(Records of where elements appear on a page)
^^^^
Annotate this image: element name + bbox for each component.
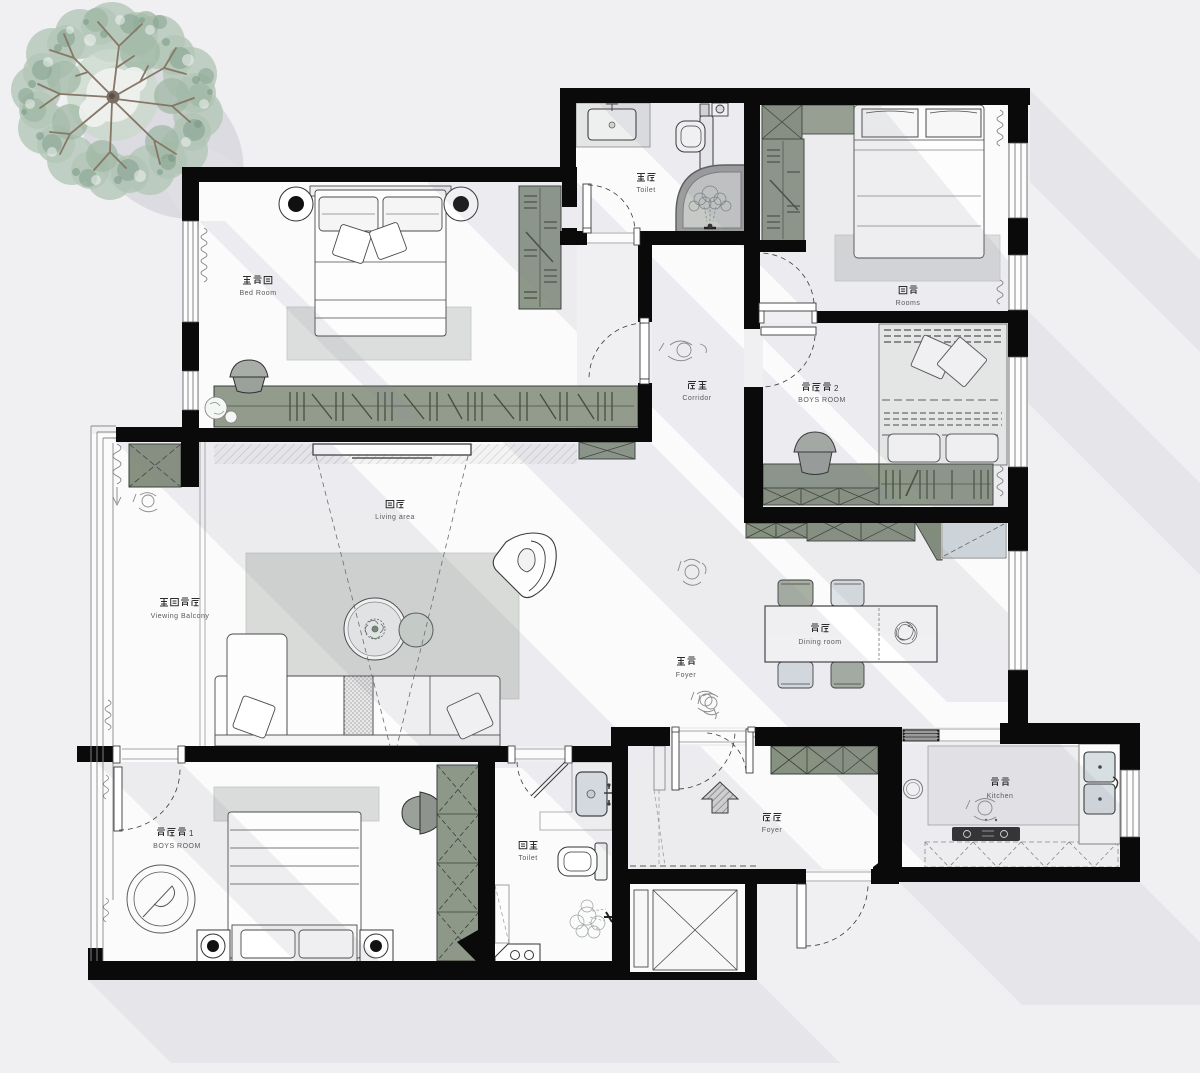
svg-text:Dining room: Dining room bbox=[798, 639, 841, 646]
svg-text:Rooms: Rooms bbox=[896, 300, 921, 307]
svg-text:Foyer: Foyer bbox=[676, 672, 697, 679]
svg-text:BOYS ROOM: BOYS ROOM bbox=[153, 843, 201, 850]
svg-text:BOYS ROOM: BOYS ROOM bbox=[798, 397, 846, 404]
svg-text:Toilet: Toilet bbox=[518, 855, 537, 862]
svg-text:Bed Room: Bed Room bbox=[239, 290, 276, 297]
svg-text:Living area: Living area bbox=[375, 514, 415, 521]
svg-text:Toilet: Toilet bbox=[636, 187, 655, 194]
svg-text:2: 2 bbox=[834, 384, 839, 393]
svg-text:Kitchen: Kitchen bbox=[987, 793, 1014, 800]
svg-text:Corridor: Corridor bbox=[682, 395, 711, 402]
svg-text:Viewing Balcony: Viewing Balcony bbox=[151, 613, 210, 620]
svg-text:Foyer: Foyer bbox=[762, 827, 783, 834]
svg-text:1: 1 bbox=[189, 829, 194, 838]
^^^^
→ Work instructions: Rewrite the entries above, changing every "Toilet" to "Washroom" and leaving everything else as it is. Leave the pictures out.

→ Reply to the exercise:
Annotate this image: element name + bbox for each component.
svg-text:Dining room: Dining room bbox=[798, 639, 841, 646]
svg-text:Rooms: Rooms bbox=[896, 300, 921, 307]
svg-text:Foyer: Foyer bbox=[676, 672, 697, 679]
svg-text:BOYS ROOM: BOYS ROOM bbox=[153, 843, 201, 850]
svg-text:BOYS ROOM: BOYS ROOM bbox=[798, 397, 846, 404]
svg-text:Washroom: Washroom bbox=[518, 855, 537, 862]
svg-text:Bed Room: Bed Room bbox=[239, 290, 276, 297]
svg-text:Living area: Living area bbox=[375, 514, 415, 521]
svg-text:Washroom: Washroom bbox=[636, 187, 655, 194]
svg-text:2: 2 bbox=[834, 384, 839, 393]
svg-text:Kitchen: Kitchen bbox=[987, 793, 1014, 800]
svg-text:Corridor: Corridor bbox=[682, 395, 711, 402]
svg-text:Viewing Balcony: Viewing Balcony bbox=[151, 613, 210, 620]
svg-text:Foyer: Foyer bbox=[762, 827, 783, 834]
svg-text:1: 1 bbox=[189, 829, 194, 838]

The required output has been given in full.